◆ Challenge: Could you transcribe every record below exactly as written, leaving out any pictures?

◆ Input data:

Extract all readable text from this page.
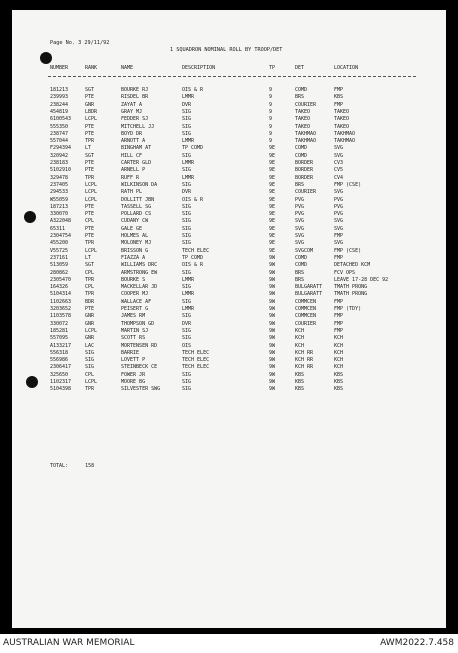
Page No. 3 29/11/92
1 SQUADRON NOMINAL ROLL BY TROOP/DET
NUMBER	RANK	NAME	DESCRIPTION	TP	DET	LOCATION
181213	SGT	BOURKE RJ	OIS & R	9	COMD	FMP
239993	PTE	RISDEL BR	LMMR	9	BRS	KBS
238244	GNR	ZAYAT A	DVR	9	COURIER	FMP
454819	LBDR	GRAY MJ	SIG	9	TAKEO	TAKEO
6100543	LCPL	FEDDER SJ	SIG	9	TAKEO	TAKEO
555350	PTE	MITCHELL JJ	SIG	9	TAKEO	TAKEO
238747	PTE	BOYD DR	SIG	9	TAKHMAO	TAKHMAO
557044	TPR	ARNOTT A	LMMR	9	TAKHMAO	TAKHMAO
F294394	LT	BINGHAM AT	TP COMD	9E	COMD	SVG
320942	SGT	HILL CF	SIG	9E	COMD	SVG
238183	PTE	CARTER GLD	LMMR	9E	BORDER	CV3
5102910	PTE	ARNELL P	SIG	9E	BORDER	CV5
329478	TPR	RUFF R	LMMR	9E	BORDER	CV4
237405	LCPL	WILKINSON DA	SIG	9E	BRS	FMP (CSE)
294533	LCPL	RATH PL	DVR	9E	COURIER	SVG
W55059	LCPL	DOLLITT JBN	OIS & R	9E	PVG	PVG
187213	PTE	TASSELL SG	SIG	9E	PVG	PVG
330070	PTE	POLLARD CS	SIG	9E	PVG	PVG
A322048	CPL	CUDANY CW	SIG	9E	SVG	SVG
65311	PTE	GALE GE	SIG	9E	SVG	SVG
2304754	PTE	HOLMES AL	SIG	9E	SVG	FMP
455200	TPR	MOLONEY MJ	SIG	9E	SVG	SVG
V55725	LCPL	BRISSON G	TECH ELEC	9E	SVGCOM	FMP (CSE)
237161	LT	FIAZZA A	TP COMD	9W	COMD	FMP
513059	SGT	WILLIAMS DRC	OIS & R	9W	COMD	DETACHED KCM
280862	CPL	ARMSTRONG EW	SIG	9W	BRS	FCV OPS
2305470	TPR	BOURKE S	LMMR	9W	BRS	LEAVE 17-28 DEC 92
164326	CPL	MACKELLAR JD	SIG	9W	BULGARATT TMATH PRONG
5104314	TPR	COOPER MJ	LMMR	9W	BULGARATT TMATH PRONG
1102663	BDR	WALLACE AF	SIG	9W	COMMCEN	FMP
3203652	PTE	PEISERT G	LMMR	9W	COMMCEN	FMP (TDY)
1103578	GNR	JAMES RM	SIG	9W	COMMCEN	FMP
330072	GNR	THOMPSON GD	DVR	9W	COURIER	FMP
185281	LCPL	MARTIN SJ	SIG	9W	KCH	FMP
557095	GNR	SCOTT RS	SIG	9W	KCH	KCH
A133217	LAC	MORTENSEN RD	OIS	9W	KCH	KCH
556318	SIG	BARRIE	TECH ELEC	9W	KCH RR	KCH
556986	SIG	LOVETT P	TECH ELEC	9W	KCH RR	KCH
2306417	SIG	STEINBECK CE	TECH ELEC	9W	KCH RR	KCH
325650	CPL	FOWER JR	SIG	9W	KBS	KBS
1102317	LCPL	MOORE BG	SIG	9W	KBS	KBS
5104398	TPR	SILVESTER SWG	SIG	9W	KBS	KBS
TOTAL:	158
AUSTRALIAN WAR MEMORIAL	AWM2022.7.458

◆ Result below:
Extract all readable text from this page.
Page No. 3 29/11/92
1 SQUADRON NOMINAL ROLL BY TROOP/DET
NUMBER	RANK	NAME	DESCRIPTION	TP	DET	LOCATION
181213	SGT	BOURKE RJ	OIS & R	9	COMD	FMP
239993	PTE	RISDEL BR	LMMR	9	BRS	KBS
238244	GNR	ZAYAT A	DVR	9	COURIER	FMP
454819	LBDR	GRAY MJ	SIG	9	TAKEO	TAKEO
6100543	LCPL	FEDDER SJ	SIG	9	TAKEO	TAKEO
555350	PTE	MITCHELL JJ	SIG	9	TAKEO	TAKEO
238747	PTE	BOYD DR	SIG	9	TAKHMAO	TAKHMAO
557044	TPR	ARNOTT A	LMMR	9	TAKHMAO	TAKHMAO
F294394	LT	BINGHAM AT	TP COMD	9E	COMD	SVG
320942	SGT	HILL CF	SIG	9E	COMD	SVG
238183	PTE	CARTER GLD	LMMR	9E	BORDER	CV3
5102910	PTE	ARNELL P	SIG	9E	BORDER	CV5
329478	TPR	RUFF R	LMMR	9E	BORDER	CV4
237405	LCPL	WILKINSON DA	SIG	9E	BRS	FMP (CSE)
294533	LCPL	RATH PL	DVR	9E	COURIER	SVG
W55059	LCPL	DOLLITT JBN	OIS & R	9E	PVG	PVG
187213	PTE	TASSELL SG	SIG	9E	PVG	PVG
330070	PTE	POLLARD CS	SIG	9E	PVG	PVG
A322048	CPL	CUDANY CW	SIG	9E	SVG	SVG
65311	PTE	GALE GE	SIG	9E	SVG	SVG
2304754	PTE	HOLMES AL	SIG	9E	SVG	FMP
455200	TPR	MOLONEY MJ	SIG	9E	SVG	SVG
V55725	LCPL	BRISSON G	TECH ELEC	9E	SVGCOM	FMP (CSE)
237161	LT	FIAZZA A	TP COMD	9W	COMD	FMP
513059	SGT	WILLIAMS DRC	OIS & R	9W	COMD	DETACHED KCM
280862	CPL	ARMSTRONG EW	SIG	9W	BRS	FCV OPS
2305470	TPR	BOURKE S	LMMR	9W	BRS	LEAVE 17-28 DEC 92
164326	CPL	MACKELLAR JD	SIG	9W	BULGARATT TMATH PRONG
5104314	TPR	COOPER MJ	LMMR	9W	BULGARATT TMATH PRONG
1102663	BDR	WALLACE AF	SIG	9W	COMMCEN	FMP
3203652	PTE	PEISERT G	LMMR	9W	COMMCEN	FMP (TDY)
1103578	GNR	JAMES RM	SIG	9W	COMMCEN	FMP
330072	GNR	THOMPSON GD	DVR	9W	COURIER	FMP
185281	LCPL	MARTIN SJ	SIG	9W	KCH	FMP
557095	GNR	SCOTT RS	SIG	9W	KCH	KCH
A133217	LAC	MORTENSEN RD	OIS	9W	KCH	KCH
556318	SIG	BARRIE	TECH ELEC	9W	KCH RR	KCH
556986	SIG	LOVETT P	TECH ELEC	9W	KCH RR	KCH
2306417	SIG	STEINBECK CE	TECH ELEC	9W	KCH RR	KCH
325650	CPL	FOWER JR	SIG	9W	KBS	KBS
1102317	LCPL	MOORE BG	SIG	9W	KBS	KBS
5104398	TPR	SILVESTER SWG	SIG	9W	KBS	KBS
TOTAL:	158
AUSTRALIAN WAR MEMORIAL	AWM2022.7.458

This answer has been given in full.